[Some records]
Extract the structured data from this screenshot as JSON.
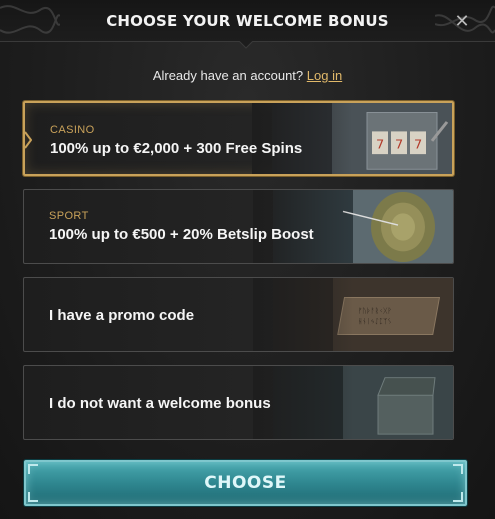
{
  "header": {
    "title": "CHOOSE YOUR WELCOME BONUS",
    "close_icon": "close-icon"
  },
  "account": {
    "prompt": "Already have an account?",
    "login_link": "Log in"
  },
  "options": [
    {
      "category": "CASINO",
      "label": "100% up to €2,000 + 300 Free Spins",
      "selected": true,
      "art": "slot-machine"
    },
    {
      "category": "SPORT",
      "label": "100% up to €500 + 20% Betslip Boost",
      "selected": false,
      "art": "archery-target"
    },
    {
      "category": "",
      "label": "I have a promo code",
      "selected": false,
      "art": "rune-tablet"
    },
    {
      "category": "",
      "label": "I do not want a welcome bonus",
      "selected": false,
      "art": "treasure-chest"
    }
  ],
  "footer": {
    "choose_label": "CHOOSE"
  },
  "colors": {
    "gold_accent": "#c9a25a",
    "link": "#e1b96a",
    "button_teal": "#2f8790"
  }
}
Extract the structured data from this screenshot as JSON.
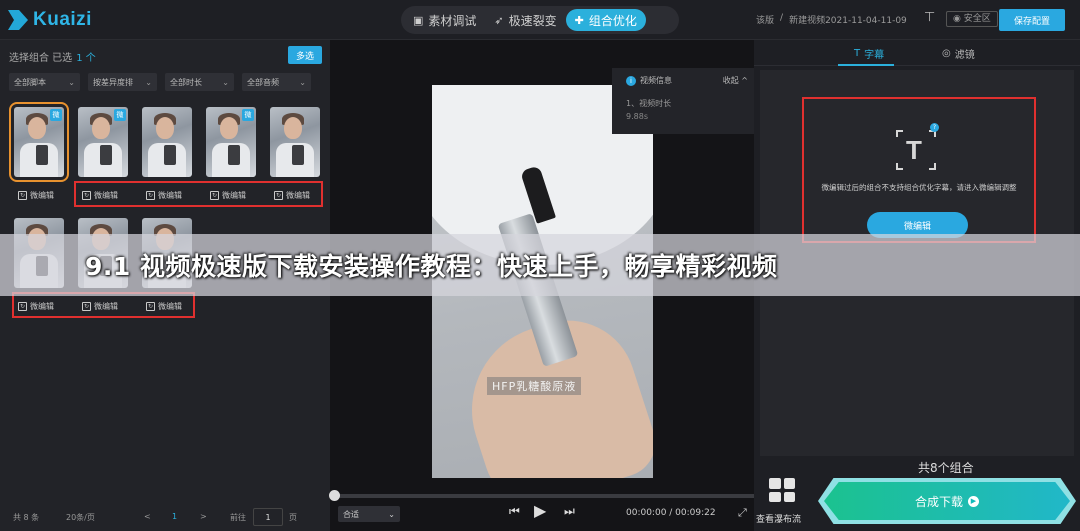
{
  "app": {
    "name": "Kuaizi",
    "brand_color": "#2bb0dc"
  },
  "modes": [
    {
      "label": "素材调试",
      "icon": "film-icon"
    },
    {
      "label": "极速裂变",
      "icon": "rocket-icon"
    },
    {
      "label": "组合优化",
      "icon": "combine-icon",
      "active": true
    }
  ],
  "header": {
    "crumb_1": "该版",
    "crumb_sep": "/",
    "crumb_2": "新建视频2021-11-04-11-09",
    "safe_zone": "安全区",
    "save_config": "保存配置"
  },
  "left": {
    "select_label": "选择组合 已选",
    "select_count": "1 个",
    "multi_select": "多选",
    "filters": [
      "全部脚本",
      "按差异度排",
      "全部时长",
      "全部音频"
    ],
    "micro_edit": "微编辑",
    "badge": "微",
    "footer": {
      "total": "共 8 条",
      "per_page": "20条/页",
      "prev": "<",
      "page": "1",
      "next": ">",
      "goto": "前往",
      "goto_value": "1",
      "page_unit": "页"
    }
  },
  "player": {
    "info_title": "视频信息",
    "info_collapse": "收起 ^",
    "info_row1": "1、视频时长",
    "info_row2": "9.88s",
    "subtitle": "HFP乳糖酸原液",
    "fit": "合适",
    "time": "00:00:00 / 00:09:22"
  },
  "right": {
    "tab_subtitle": "字幕",
    "tab_filter": "滤镜",
    "notice": "微编辑过后的组合不支持组合优化字幕，请进入微编辑调整",
    "micro_edit_btn": "微编辑",
    "combos": "共8个组合",
    "flow": "查看瀑布流",
    "download": "合成下载"
  },
  "banner": {
    "text": "9.1 视频极速版下载安装操作教程：快速上手，畅享精彩视频"
  }
}
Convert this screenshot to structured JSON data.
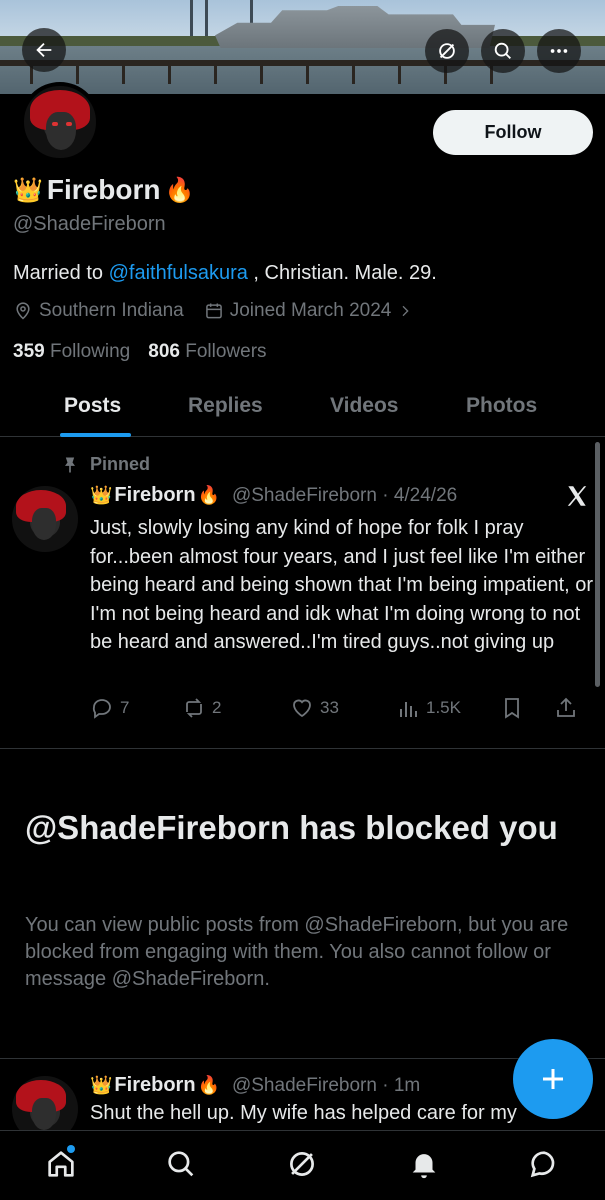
{
  "profile": {
    "display_name": "Fireborn",
    "name_prefix_emoji": "👑",
    "name_suffix_emoji": "🔥",
    "handle": "@ShadeFireborn",
    "bio_prefix": "Married to ",
    "bio_mention": "@faithfulsakura",
    "bio_suffix": " , Christian. Male. 29.",
    "location": "Southern Indiana",
    "joined": "Joined March 2024",
    "following_count": "359",
    "following_label": "Following",
    "followers_count": "806",
    "followers_label": "Followers",
    "follow_button": "Follow"
  },
  "tabs": [
    "Posts",
    "Replies",
    "Videos",
    "Photos"
  ],
  "pinned_post": {
    "pinned_label": "Pinned",
    "name": "Fireborn",
    "handle_date": "@ShadeFireborn · 4/24/26",
    "text": "Just, slowly losing any kind of hope for folk I pray for...been almost four years, and I just feel like I'm either being heard and being shown that I'm being impatient, or I'm not being heard and idk what I'm doing wrong to not be heard and answered..I'm tired guys..not giving up",
    "replies": "7",
    "reposts": "2",
    "likes": "33",
    "views": "1.5K"
  },
  "blocked": {
    "title": "@ShadeFireborn has blocked you",
    "description": "You can view public posts from @ShadeFireborn, but you are blocked from engaging with them. You also cannot follow or message @ShadeFireborn."
  },
  "second_post": {
    "name": "Fireborn",
    "handle_time": "@ShadeFireborn · 1m",
    "text": "Shut the hell up. My wife has helped care for my"
  },
  "colors": {
    "accent": "#1d9bf0",
    "background": "#000000",
    "muted": "#71767b"
  },
  "icons": [
    "back-arrow-icon",
    "grok-icon",
    "search-icon",
    "more-icon",
    "location-icon",
    "calendar-icon",
    "chevron-right-icon",
    "pin-icon",
    "x-logo-icon",
    "reply-icon",
    "repost-icon",
    "like-icon",
    "views-icon",
    "bookmark-icon",
    "share-icon",
    "plus-icon",
    "home-icon",
    "notifications-icon",
    "messages-icon"
  ]
}
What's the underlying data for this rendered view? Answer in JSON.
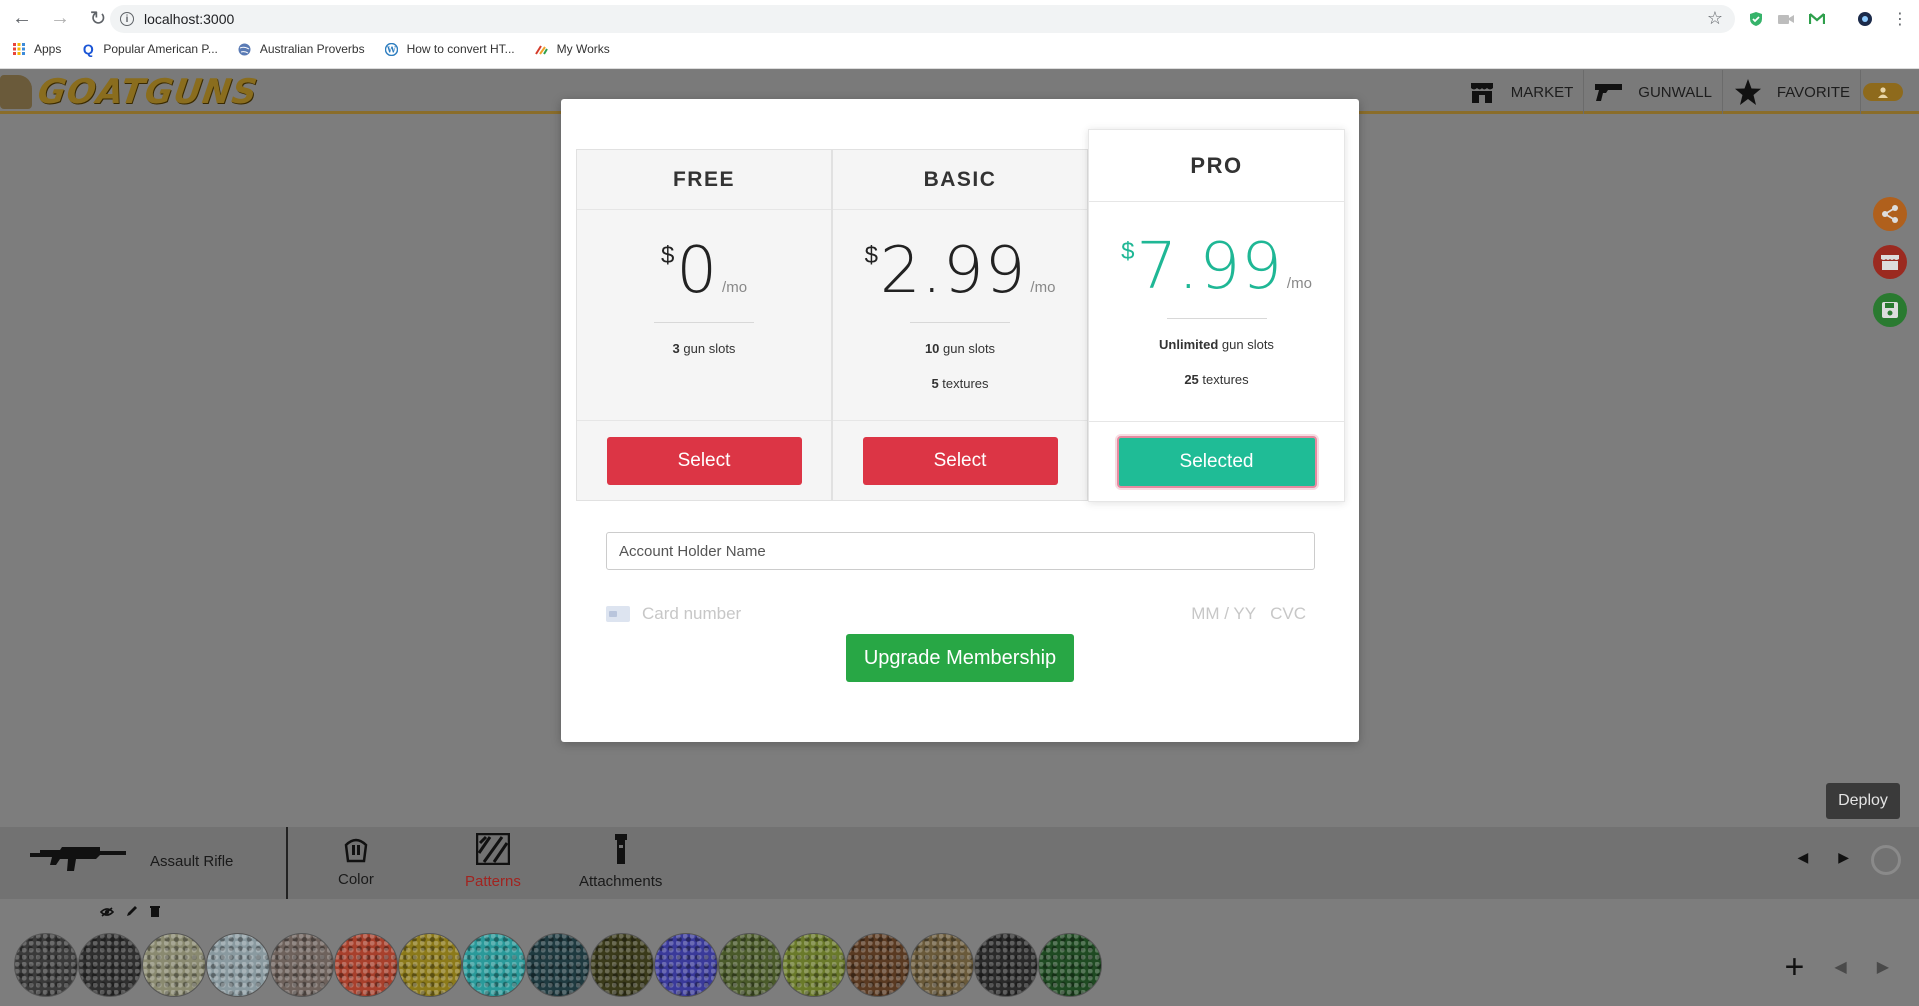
{
  "browser": {
    "url": "localhost:3000",
    "bookmarks": [
      {
        "label": "Apps",
        "icon": "apps-grid-icon",
        "color": "#e44"
      },
      {
        "label": "Popular American P...",
        "icon": "quora-icon",
        "color": "#1a55d6"
      },
      {
        "label": "Australian Proverbs",
        "icon": "globe-icon",
        "color": "#4a6aa0"
      },
      {
        "label": "How to convert HT...",
        "icon": "wordpress-icon",
        "color": "#2d7dbf"
      },
      {
        "label": "My Works",
        "icon": "brush-icon",
        "color": "#d43b2b"
      }
    ]
  },
  "app": {
    "logo": "GOATGUNS",
    "nav": [
      {
        "label": "MARKET",
        "icon": "market-icon"
      },
      {
        "label": "GUNWALL",
        "icon": "pistol-icon"
      },
      {
        "label": "FAVORITE",
        "icon": "star-icon"
      }
    ],
    "deploy_label": "Deploy"
  },
  "toolbar": {
    "weapon_label": "Assault Rifle",
    "tools": [
      {
        "label": "Color",
        "icon": "paint-bucket-icon",
        "active": false
      },
      {
        "label": "Patterns",
        "icon": "patterns-icon",
        "active": true
      },
      {
        "label": "Attachments",
        "icon": "flashlight-icon",
        "active": false
      }
    ]
  },
  "modal": {
    "plans": [
      {
        "name": "FREE",
        "currency": "$",
        "price": "0",
        "period": "/mo",
        "features": [
          {
            "strong": "3",
            "text": " gun slots"
          }
        ],
        "button": "Select",
        "selected": false
      },
      {
        "name": "BASIC",
        "currency": "$",
        "price": "2.99",
        "period": "/mo",
        "features": [
          {
            "strong": "10",
            "text": " gun slots"
          },
          {
            "strong": "5",
            "text": " textures"
          }
        ],
        "button": "Select",
        "selected": false
      },
      {
        "name": "PRO",
        "currency": "$",
        "price": "7.99",
        "period": "/mo",
        "features": [
          {
            "strong": "Unlimited",
            "text": " gun slots"
          },
          {
            "strong": "25",
            "text": " textures"
          }
        ],
        "button": "Selected",
        "selected": true
      }
    ],
    "account_placeholder": "Account Holder Name",
    "card_number_placeholder": "Card number",
    "expiry_placeholder": "MM / YY",
    "cvc_placeholder": "CVC",
    "upgrade_label": "Upgrade Membership"
  },
  "swatches": [
    "#3a3a3a",
    "#2f2f2f",
    "#8a8a70",
    "#8a9aa0",
    "#6e625c",
    "#a8402c",
    "#8c7a1a",
    "#2a9a9a",
    "#1f3a40",
    "#3a3a1a",
    "#3a3a9a",
    "#4a5a2a",
    "#6a7a2a",
    "#5a3a22",
    "#6a5a3a",
    "#2a2a2a",
    "#1f4a22"
  ],
  "colors": {
    "accent_pro": "#1fb795",
    "select_red": "#dc3545",
    "upgrade_green": "#28a745"
  }
}
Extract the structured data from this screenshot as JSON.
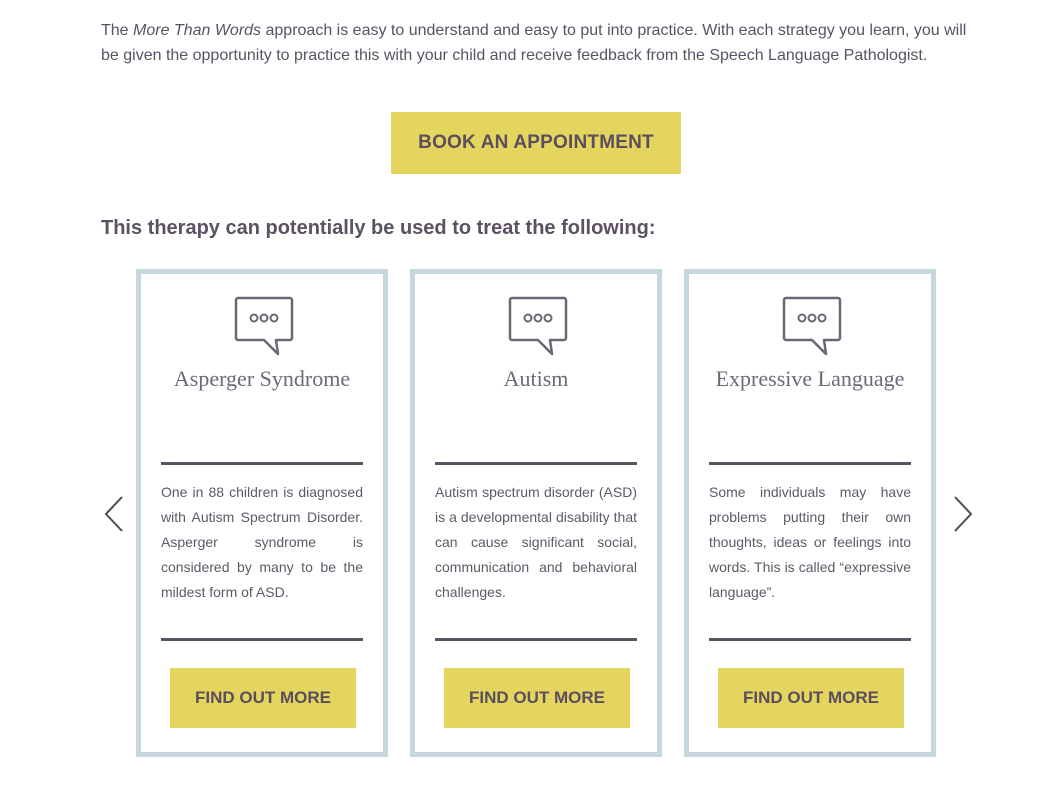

TASK OBJECTIVE: Your job is to transcribe the entries above exactly; skip the pictures.

SOLVED EXERCISE:
Extract the structured data from this screenshot as JSON.
{
  "header": {
    "title": "CHOOSE YOUR WELCOME BONUS",
    "close_icon": "close-icon"
  },
  "account": {
    "prompt": "Already have an account?",
    "login_link": "Log in"
  },
  "options": [
    {
      "category": "CASINO",
      "label": "100% up to €2,000 + 300 Free Spins",
      "selected": true,
      "art": "slot-machine"
    },
    {
      "category": "SPORT",
      "label": "100% up to €500 + 20% Betslip Boost",
      "selected": false,
      "art": "archery-target"
    },
    {
      "category": "",
      "label": "I have a promo code",
      "selected": false,
      "art": "rune-tablet"
    },
    {
      "category": "",
      "label": "I do not want a welcome bonus",
      "selected": false,
      "art": "treasure-chest"
    }
  ],
  "footer": {
    "choose_label": "CHOOSE"
  },
  "colors": {
    "gold_accent": "#c9a25a",
    "link": "#e1b96a",
    "button_teal": "#2f8790"
  }
}
Extract the structured data from this screenshot as JSON.
{
  "app": {
    "name": "Kuaizi",
    "brand_color": "#2bb0dc"
  },
  "modes": [
    {
      "label": "素材调试",
      "icon": "film-icon"
    },
    {
      "label": "极速裂变",
      "icon": "rocket-icon"
    },
    {
      "label": "组合优化",
      "icon": "combine-icon",
      "active": true
    }
  ],
  "header": {
    "crumb_1": "该版",
    "crumb_sep": "/",
    "crumb_2": "新建视频2021-11-04-11-09",
    "safe_zone": "安全区",
    "save_config": "保存配置"
  },
  "left": {
    "select_label": "选择组合 已选",
    "select_count": "1 个",
    "multi_select": "多选",
    "filters": [
      "全部脚本",
      "按差异度排",
      "全部时长",
      "全部音频"
    ],
    "micro_edit": "微编辑",
    "badge": "微",
    "footer": {
      "total": "共 8 条",
      "per_page": "20条/页",
      "prev": "<",
      "page": "1",
      "next": ">",
      "goto": "前往",
      "goto_value": "1",
      "page_unit": "页"
    }
  },
  "player": {
    "info_title": "视频信息",
    "info_collapse": "收起 ^",
    "info_row1": "1、视频时长",
    "info_row2": "9.88s",
    "subtitle": "HFP乳糖酸原液",
    "fit": "合适",
    "time": "00:00:00 / 00:09:22"
  },
  "right": {
    "tab_subtitle": "字幕",
    "tab_filter": "滤镜",
    "notice": "微编辑过后的组合不支持组合优化字幕，请进入微编辑调整",
    "micro_edit_btn": "微编辑",
    "combos": "共8个组合",
    "flow": "查看瀑布流",
    "download": "合成下载"
  },
  "banner": {
    "text": "9.1 视频极速版下载安装操作教程：快速上手，畅享精彩视频"
  }
}
Convert this screenshot to structured JSON data.
{
  "profile": {
    "display_name": "Fireborn",
    "name_prefix_emoji": "👑",
    "name_suffix_emoji": "🔥",
    "handle": "@ShadeFireborn",
    "bio_prefix": "Married to ",
    "bio_mention": "@faithfulsakura",
    "bio_suffix": " , Christian. Male. 29.",
    "location": "Southern Indiana",
    "joined": "Joined March 2024",
    "following_count": "359",
    "following_label": "Following",
    "followers_count": "806",
    "followers_label": "Followers",
    "follow_button": "Follow"
  },
  "tabs": [
    "Posts",
    "Replies",
    "Videos",
    "Photos"
  ],
  "pinned_post": {
    "pinned_label": "Pinned",
    "name": "Fireborn",
    "handle_date": "@ShadeFireborn · 4/24/26",
    "text": "Just, slowly losing any kind of hope for folk I pray for...been almost four years, and I just feel like I'm either being heard and being shown that I'm being impatient, or I'm not being heard and idk what I'm doing wrong to not be heard and answered..I'm tired guys..not giving up",
    "replies": "7",
    "reposts": "2",
    "likes": "33",
    "views": "1.5K"
  },
  "blocked": {
    "title": "@ShadeFireborn has blocked you",
    "description": "You can view public posts from @ShadeFireborn, but you are blocked from engaging with them. You also cannot follow or message @ShadeFireborn."
  },
  "second_post": {
    "name": "Fireborn",
    "handle_time": "@ShadeFireborn · 1m",
    "text": "Shut the hell up. My wife has helped care for my"
  },
  "colors": {
    "accent": "#1d9bf0",
    "background": "#000000",
    "muted": "#71767b"
  },
  "icons": [
    "back-arrow-icon",
    "grok-icon",
    "search-icon",
    "more-icon",
    "location-icon",
    "calendar-icon",
    "chevron-right-icon",
    "pin-icon",
    "x-logo-icon",
    "reply-icon",
    "repost-icon",
    "like-icon",
    "views-icon",
    "bookmark-icon",
    "share-icon",
    "plus-icon",
    "home-icon",
    "notifications-icon",
    "messages-icon"
  ]
}
What's the underlying data for this rendered view? Answer in JSON.
{
  "browser": {
    "url": "localhost:3000",
    "bookmarks": [
      {
        "label": "Apps",
        "icon": "apps-grid-icon",
        "color": "#e44"
      },
      {
        "label": "Popular American P...",
        "icon": "quora-icon",
        "color": "#1a55d6"
      },
      {
        "label": "Australian Proverbs",
        "icon": "globe-icon",
        "color": "#4a6aa0"
      },
      {
        "label": "How to convert HT...",
        "icon": "wordpress-icon",
        "color": "#2d7dbf"
      },
      {
        "label": "My Works",
        "icon": "brush-icon",
        "color": "#d43b2b"
      }
    ]
  },
  "app": {
    "logo": "GOATGUNS",
    "nav": [
      {
        "label": "MARKET",
        "icon": "market-icon"
      },
      {
        "label": "GUNWALL",
        "icon": "pistol-icon"
      },
      {
        "label": "FAVORITE",
        "icon": "star-icon"
      }
    ],
    "deploy_label": "Deploy"
  },
  "toolbar": {
    "weapon_label": "Assault Rifle",
    "tools": [
      {
        "label": "Color",
        "icon": "paint-bucket-icon",
        "active": false
      },
      {
        "label": "Patterns",
        "icon": "patterns-icon",
        "active": true
      },
      {
        "label": "Attachments",
        "icon": "flashlight-icon",
        "active": false
      }
    ]
  },
  "modal": {
    "plans": [
      {
        "name": "FREE",
        "currency": "$",
        "price": "0",
        "period": "/mo",
        "features": [
          {
            "strong": "3",
            "text": " gun slots"
          }
        ],
        "button": "Select",
        "selected": false
      },
      {
        "name": "BASIC",
        "currency": "$",
        "price": "2.99",
        "period": "/mo",
        "features": [
          {
            "strong": "10",
            "text": " gun slots"
          },
          {
            "strong": "5",
            "text": " textures"
          }
        ],
        "button": "Select",
        "selected": false
      },
      {
        "name": "PRO",
        "currency": "$",
        "price": "7.99",
        "period": "/mo",
        "features": [
          {
            "strong": "Unlimited",
            "text": " gun slots"
          },
          {
            "strong": "25",
            "text": " textures"
          }
        ],
        "button": "Selected",
        "selected": true
      }
    ],
    "account_placeholder": "Account Holder Name",
    "card_number_placeholder": "Card number",
    "expiry_placeholder": "MM / YY",
    "cvc_placeholder": "CVC",
    "upgrade_label": "Upgrade Membership"
  },
  "swatches": [
    "#3a3a3a",
    "#2f2f2f",
    "#8a8a70",
    "#8a9aa0",
    "#6e625c",
    "#a8402c",
    "#8c7a1a",
    "#2a9a9a",
    "#1f3a40",
    "#3a3a1a",
    "#3a3a9a",
    "#4a5a2a",
    "#6a7a2a",
    "#5a3a22",
    "#6a5a3a",
    "#2a2a2a",
    "#1f4a22"
  ],
  "colors": {
    "accent_pro": "#1fb795",
    "select_red": "#dc3545",
    "upgrade_green": "#28a745"
  }
}
Extract the structured data from this screenshot as JSON.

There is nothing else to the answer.